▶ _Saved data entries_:
= = = =

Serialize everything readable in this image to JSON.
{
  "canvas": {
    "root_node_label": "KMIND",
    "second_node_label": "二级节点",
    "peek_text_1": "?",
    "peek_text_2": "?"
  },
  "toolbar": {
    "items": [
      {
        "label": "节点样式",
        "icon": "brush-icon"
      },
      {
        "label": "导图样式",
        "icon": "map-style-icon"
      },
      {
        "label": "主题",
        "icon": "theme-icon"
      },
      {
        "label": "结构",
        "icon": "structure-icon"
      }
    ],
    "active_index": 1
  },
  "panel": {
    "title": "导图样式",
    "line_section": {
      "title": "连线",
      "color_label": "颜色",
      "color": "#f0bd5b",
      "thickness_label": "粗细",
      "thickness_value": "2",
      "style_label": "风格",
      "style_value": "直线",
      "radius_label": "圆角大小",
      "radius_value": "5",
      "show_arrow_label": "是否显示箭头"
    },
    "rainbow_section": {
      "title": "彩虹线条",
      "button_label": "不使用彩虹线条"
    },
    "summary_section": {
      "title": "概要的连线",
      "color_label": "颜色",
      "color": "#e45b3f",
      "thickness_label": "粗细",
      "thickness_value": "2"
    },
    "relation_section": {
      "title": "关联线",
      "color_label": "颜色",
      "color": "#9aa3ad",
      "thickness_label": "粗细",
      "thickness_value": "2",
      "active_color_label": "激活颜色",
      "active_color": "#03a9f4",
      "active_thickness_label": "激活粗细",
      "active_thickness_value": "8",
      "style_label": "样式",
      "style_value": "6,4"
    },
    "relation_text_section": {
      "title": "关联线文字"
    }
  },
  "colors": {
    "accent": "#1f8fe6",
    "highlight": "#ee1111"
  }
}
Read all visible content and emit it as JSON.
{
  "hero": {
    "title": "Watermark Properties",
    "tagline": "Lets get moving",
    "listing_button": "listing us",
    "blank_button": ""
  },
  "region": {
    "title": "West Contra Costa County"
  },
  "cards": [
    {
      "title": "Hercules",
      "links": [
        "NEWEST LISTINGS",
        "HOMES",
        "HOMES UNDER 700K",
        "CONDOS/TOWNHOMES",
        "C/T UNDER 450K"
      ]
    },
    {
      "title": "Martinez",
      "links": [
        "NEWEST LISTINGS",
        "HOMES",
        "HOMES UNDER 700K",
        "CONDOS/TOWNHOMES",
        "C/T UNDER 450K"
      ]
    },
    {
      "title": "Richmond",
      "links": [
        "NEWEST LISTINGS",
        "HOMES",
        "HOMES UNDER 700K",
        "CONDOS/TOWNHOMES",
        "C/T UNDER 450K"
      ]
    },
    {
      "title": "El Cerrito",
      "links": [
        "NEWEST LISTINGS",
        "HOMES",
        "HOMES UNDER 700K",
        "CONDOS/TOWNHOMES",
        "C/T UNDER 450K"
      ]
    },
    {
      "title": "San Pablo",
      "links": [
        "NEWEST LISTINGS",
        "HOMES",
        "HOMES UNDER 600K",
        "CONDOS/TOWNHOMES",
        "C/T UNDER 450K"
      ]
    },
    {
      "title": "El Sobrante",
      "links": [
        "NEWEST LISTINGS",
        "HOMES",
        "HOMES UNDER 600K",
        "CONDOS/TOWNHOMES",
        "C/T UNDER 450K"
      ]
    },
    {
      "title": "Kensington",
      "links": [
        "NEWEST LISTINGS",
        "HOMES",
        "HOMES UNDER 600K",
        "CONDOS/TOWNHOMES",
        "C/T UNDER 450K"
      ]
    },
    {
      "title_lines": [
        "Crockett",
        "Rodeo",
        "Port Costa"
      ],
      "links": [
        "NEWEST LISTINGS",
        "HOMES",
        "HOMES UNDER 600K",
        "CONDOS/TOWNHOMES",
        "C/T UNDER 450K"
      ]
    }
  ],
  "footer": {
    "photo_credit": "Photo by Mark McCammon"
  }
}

= = = =

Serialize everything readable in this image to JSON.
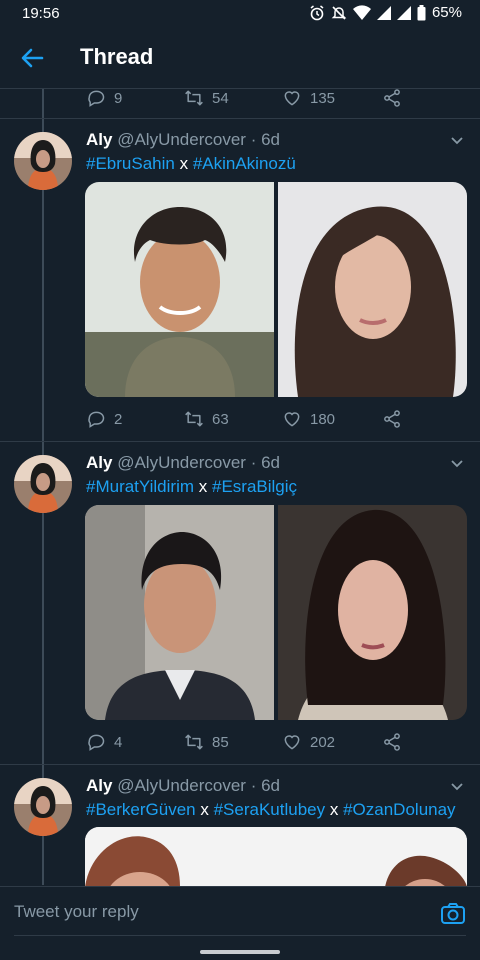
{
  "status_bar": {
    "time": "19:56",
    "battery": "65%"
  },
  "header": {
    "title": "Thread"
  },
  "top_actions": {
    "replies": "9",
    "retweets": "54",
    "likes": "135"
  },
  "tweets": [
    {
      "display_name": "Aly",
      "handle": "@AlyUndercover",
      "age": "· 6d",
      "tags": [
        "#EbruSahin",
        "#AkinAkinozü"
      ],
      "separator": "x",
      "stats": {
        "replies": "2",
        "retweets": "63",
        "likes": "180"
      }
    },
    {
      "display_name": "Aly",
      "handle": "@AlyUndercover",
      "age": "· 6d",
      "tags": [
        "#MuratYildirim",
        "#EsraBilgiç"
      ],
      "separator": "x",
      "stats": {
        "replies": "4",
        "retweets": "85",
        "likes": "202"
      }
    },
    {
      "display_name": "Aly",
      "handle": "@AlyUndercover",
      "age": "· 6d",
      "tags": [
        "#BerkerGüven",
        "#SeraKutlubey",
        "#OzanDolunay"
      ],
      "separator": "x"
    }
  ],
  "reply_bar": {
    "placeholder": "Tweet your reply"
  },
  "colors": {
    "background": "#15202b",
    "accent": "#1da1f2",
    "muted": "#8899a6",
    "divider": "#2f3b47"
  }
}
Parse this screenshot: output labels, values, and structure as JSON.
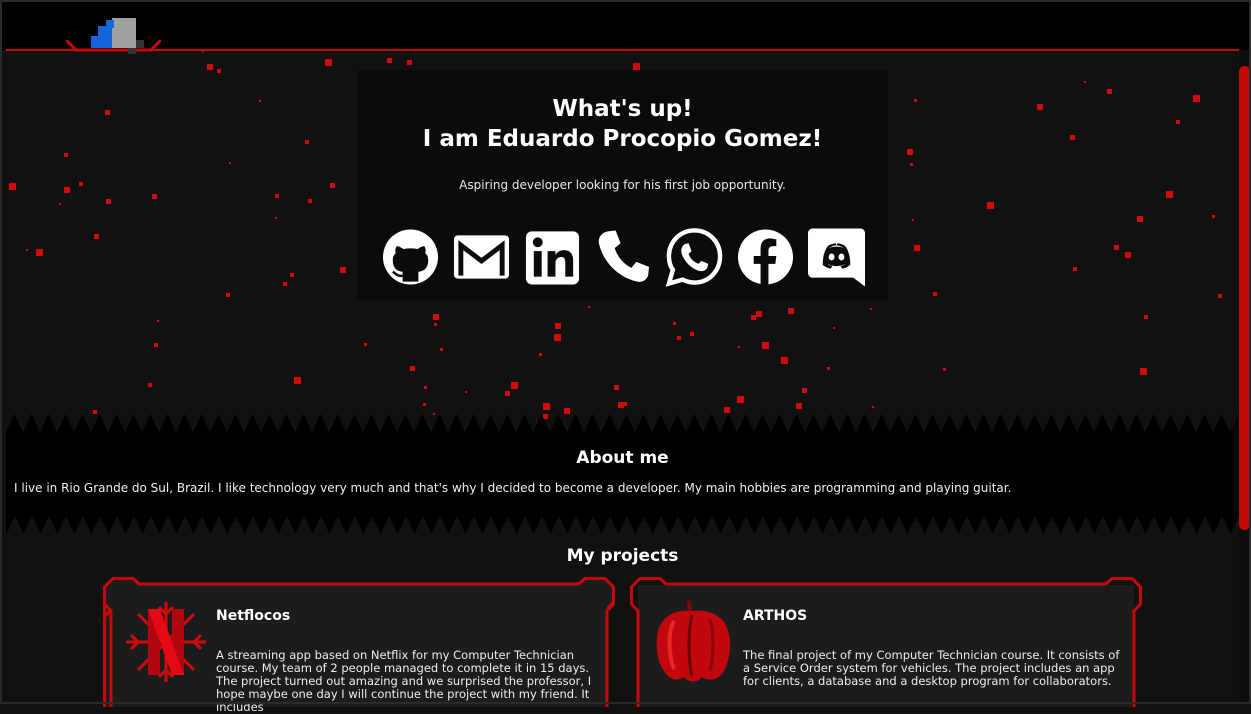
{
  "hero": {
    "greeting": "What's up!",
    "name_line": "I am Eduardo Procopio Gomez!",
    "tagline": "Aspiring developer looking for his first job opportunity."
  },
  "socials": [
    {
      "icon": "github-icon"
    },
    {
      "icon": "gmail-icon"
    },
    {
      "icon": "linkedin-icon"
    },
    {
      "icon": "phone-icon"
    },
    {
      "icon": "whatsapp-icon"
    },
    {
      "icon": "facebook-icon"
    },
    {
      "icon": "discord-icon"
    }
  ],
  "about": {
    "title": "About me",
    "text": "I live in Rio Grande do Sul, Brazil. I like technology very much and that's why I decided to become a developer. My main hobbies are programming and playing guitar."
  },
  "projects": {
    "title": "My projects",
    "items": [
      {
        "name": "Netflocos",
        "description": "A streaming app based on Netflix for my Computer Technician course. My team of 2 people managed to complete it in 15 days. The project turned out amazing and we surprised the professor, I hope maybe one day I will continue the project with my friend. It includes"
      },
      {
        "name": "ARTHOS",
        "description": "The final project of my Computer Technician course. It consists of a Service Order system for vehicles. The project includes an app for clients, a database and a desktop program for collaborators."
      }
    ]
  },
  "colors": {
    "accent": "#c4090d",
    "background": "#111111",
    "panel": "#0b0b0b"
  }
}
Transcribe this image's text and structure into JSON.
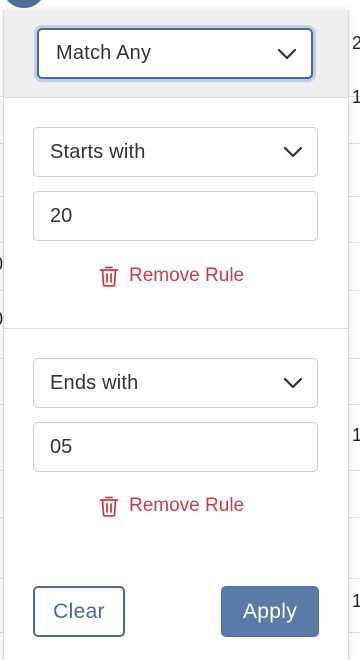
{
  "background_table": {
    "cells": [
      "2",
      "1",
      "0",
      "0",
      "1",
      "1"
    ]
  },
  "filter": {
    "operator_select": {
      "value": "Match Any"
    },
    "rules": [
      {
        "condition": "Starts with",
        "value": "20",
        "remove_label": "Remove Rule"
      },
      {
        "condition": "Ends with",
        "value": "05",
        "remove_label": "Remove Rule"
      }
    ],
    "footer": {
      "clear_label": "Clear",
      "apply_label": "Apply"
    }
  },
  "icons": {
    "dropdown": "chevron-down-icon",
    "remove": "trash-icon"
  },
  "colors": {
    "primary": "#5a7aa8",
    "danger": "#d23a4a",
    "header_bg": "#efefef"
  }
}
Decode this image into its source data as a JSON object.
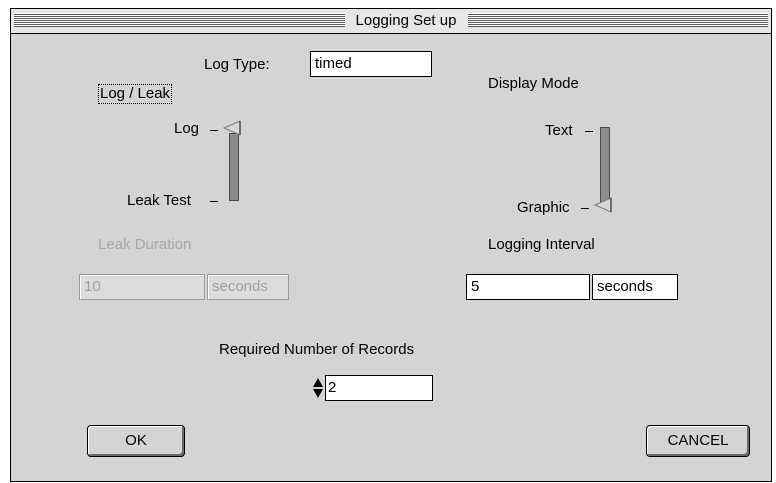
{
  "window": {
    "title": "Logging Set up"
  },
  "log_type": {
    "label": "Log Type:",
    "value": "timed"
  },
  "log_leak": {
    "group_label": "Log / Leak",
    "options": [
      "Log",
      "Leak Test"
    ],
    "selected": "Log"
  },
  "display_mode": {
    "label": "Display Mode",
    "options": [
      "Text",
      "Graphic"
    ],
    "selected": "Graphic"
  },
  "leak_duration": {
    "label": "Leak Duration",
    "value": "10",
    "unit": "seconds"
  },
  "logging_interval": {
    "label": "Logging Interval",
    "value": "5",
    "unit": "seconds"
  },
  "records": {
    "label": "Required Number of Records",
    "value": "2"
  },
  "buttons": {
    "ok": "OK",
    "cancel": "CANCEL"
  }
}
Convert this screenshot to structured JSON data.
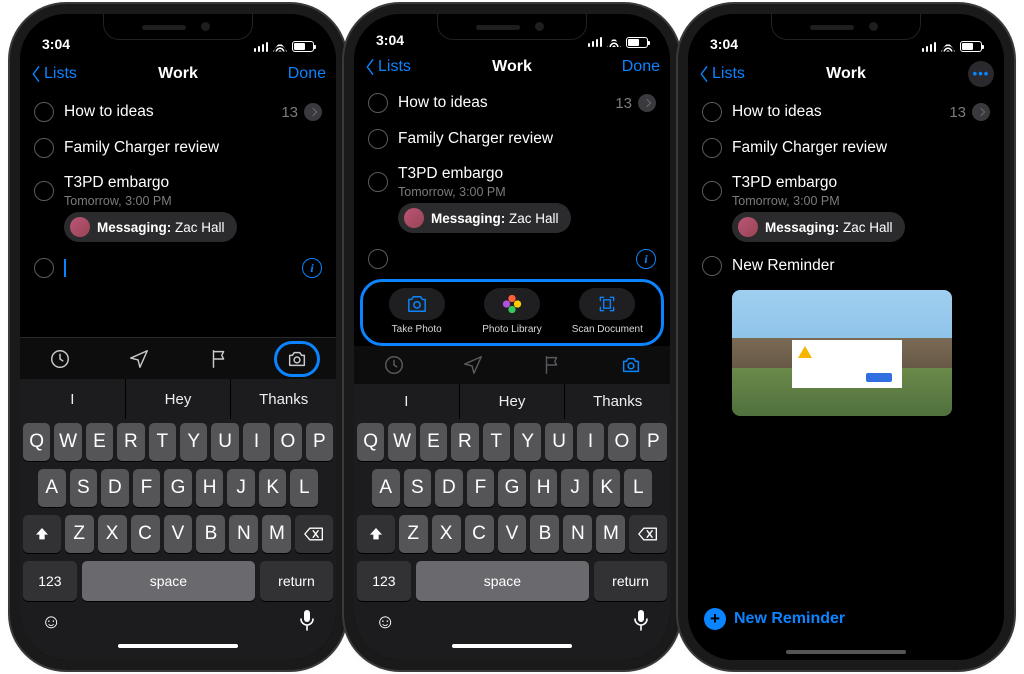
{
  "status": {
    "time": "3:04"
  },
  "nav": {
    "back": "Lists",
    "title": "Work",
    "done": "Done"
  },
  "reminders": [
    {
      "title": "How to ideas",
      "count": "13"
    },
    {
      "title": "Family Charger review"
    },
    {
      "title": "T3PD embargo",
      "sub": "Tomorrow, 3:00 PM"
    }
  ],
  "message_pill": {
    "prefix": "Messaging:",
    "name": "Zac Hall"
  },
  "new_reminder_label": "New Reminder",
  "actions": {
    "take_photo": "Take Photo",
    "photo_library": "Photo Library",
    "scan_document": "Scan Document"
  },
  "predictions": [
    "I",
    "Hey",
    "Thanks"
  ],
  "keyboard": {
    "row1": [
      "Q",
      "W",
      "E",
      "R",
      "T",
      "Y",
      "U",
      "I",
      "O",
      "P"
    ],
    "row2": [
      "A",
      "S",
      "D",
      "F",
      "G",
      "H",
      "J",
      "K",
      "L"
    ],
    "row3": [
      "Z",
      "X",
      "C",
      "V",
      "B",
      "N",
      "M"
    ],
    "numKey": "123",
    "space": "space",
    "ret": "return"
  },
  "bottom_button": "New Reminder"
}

= = = =

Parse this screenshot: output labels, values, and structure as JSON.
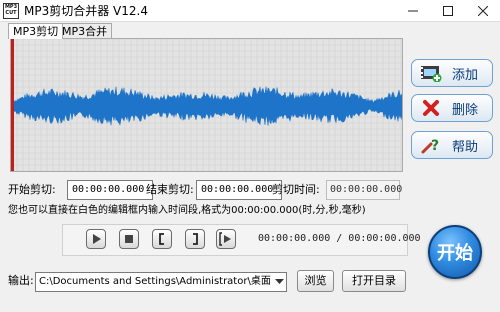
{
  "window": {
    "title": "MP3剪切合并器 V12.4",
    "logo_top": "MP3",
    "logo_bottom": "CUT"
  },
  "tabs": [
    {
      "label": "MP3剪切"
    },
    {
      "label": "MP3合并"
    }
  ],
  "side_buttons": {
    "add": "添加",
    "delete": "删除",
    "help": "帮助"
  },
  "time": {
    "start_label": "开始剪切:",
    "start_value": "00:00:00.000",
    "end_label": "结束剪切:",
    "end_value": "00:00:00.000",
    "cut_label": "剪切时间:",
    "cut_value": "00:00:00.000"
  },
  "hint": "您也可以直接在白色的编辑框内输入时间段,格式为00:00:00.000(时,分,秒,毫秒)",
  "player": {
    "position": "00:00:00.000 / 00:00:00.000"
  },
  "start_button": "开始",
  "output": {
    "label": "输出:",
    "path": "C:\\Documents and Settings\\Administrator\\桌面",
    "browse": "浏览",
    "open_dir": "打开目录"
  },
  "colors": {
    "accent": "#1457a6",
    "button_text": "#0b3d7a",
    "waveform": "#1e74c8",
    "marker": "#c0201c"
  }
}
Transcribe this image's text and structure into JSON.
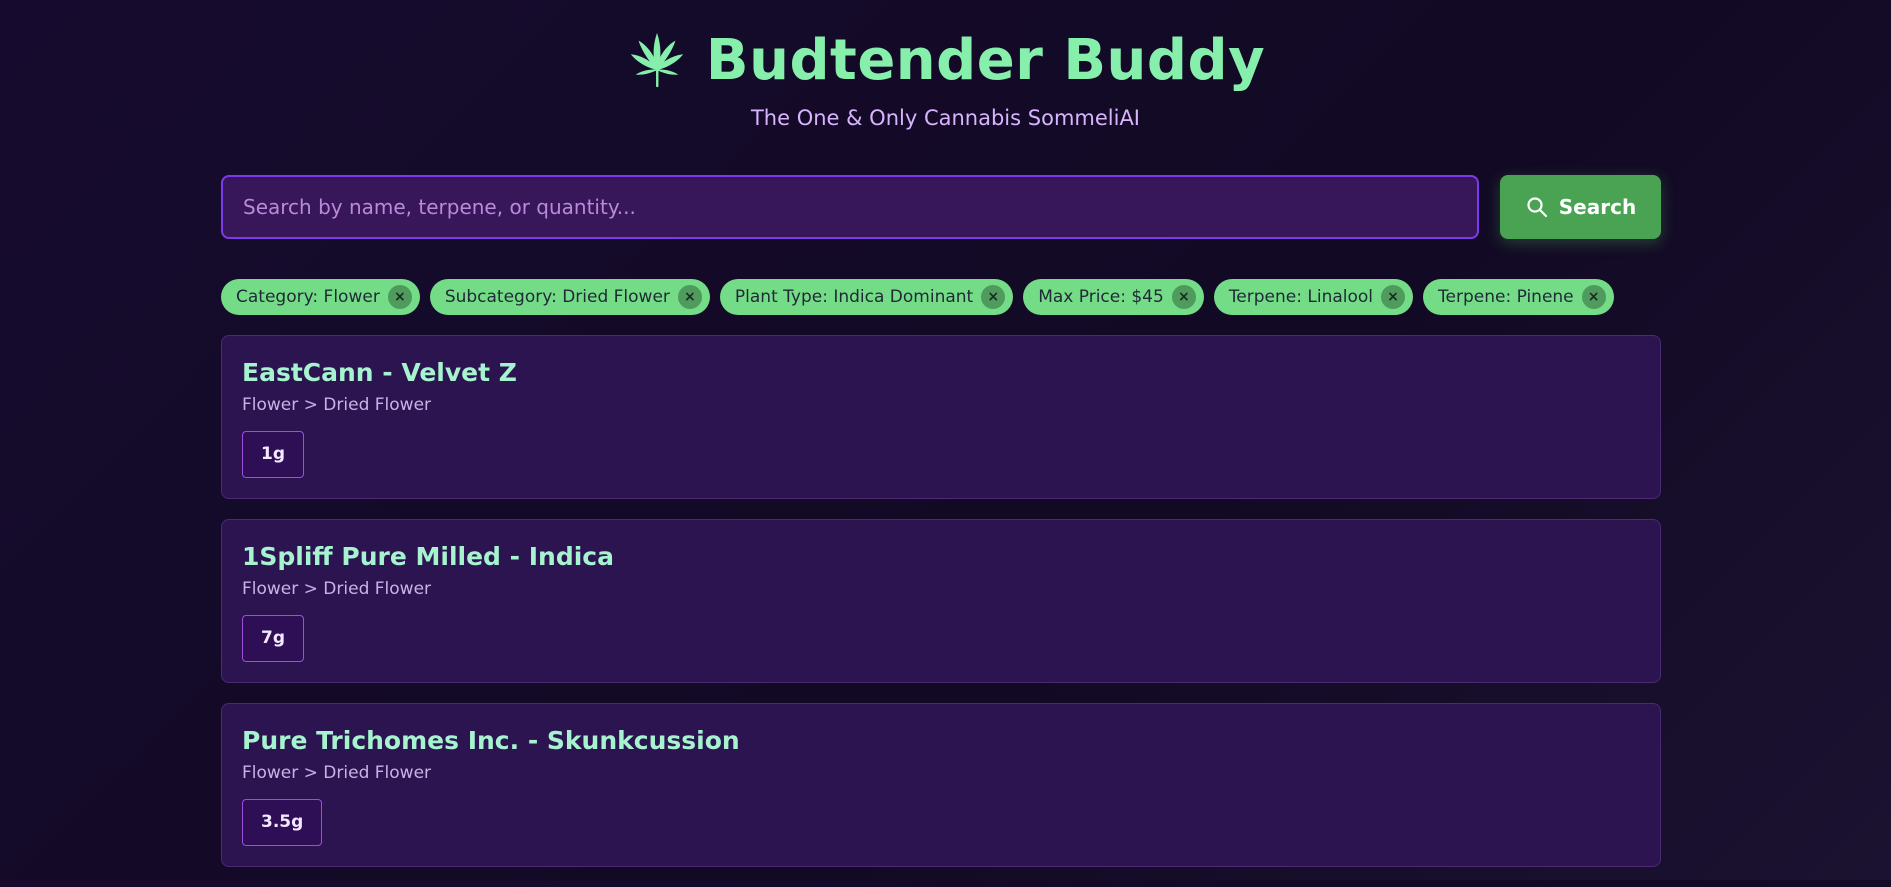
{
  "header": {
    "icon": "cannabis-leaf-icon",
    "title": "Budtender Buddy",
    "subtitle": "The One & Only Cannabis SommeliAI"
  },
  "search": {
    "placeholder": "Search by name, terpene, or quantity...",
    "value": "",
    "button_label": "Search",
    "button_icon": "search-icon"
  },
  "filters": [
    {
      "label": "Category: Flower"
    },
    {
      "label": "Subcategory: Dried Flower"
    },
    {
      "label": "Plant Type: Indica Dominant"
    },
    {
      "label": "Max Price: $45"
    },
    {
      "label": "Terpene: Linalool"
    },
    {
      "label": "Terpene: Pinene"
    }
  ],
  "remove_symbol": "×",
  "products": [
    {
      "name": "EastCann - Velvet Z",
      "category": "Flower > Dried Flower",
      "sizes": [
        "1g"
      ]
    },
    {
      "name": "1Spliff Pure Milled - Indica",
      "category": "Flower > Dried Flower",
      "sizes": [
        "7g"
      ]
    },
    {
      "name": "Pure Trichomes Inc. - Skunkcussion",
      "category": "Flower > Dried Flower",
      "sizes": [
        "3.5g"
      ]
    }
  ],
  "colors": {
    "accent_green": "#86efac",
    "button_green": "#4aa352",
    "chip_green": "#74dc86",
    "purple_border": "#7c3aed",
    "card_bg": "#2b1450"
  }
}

= = = =

▶ _WHAT THIS TASK INVOLVES_:
Within the data above, count the lines that contain the string "Pure"; the reply is the number alone.

▶ _ANSWER_:
2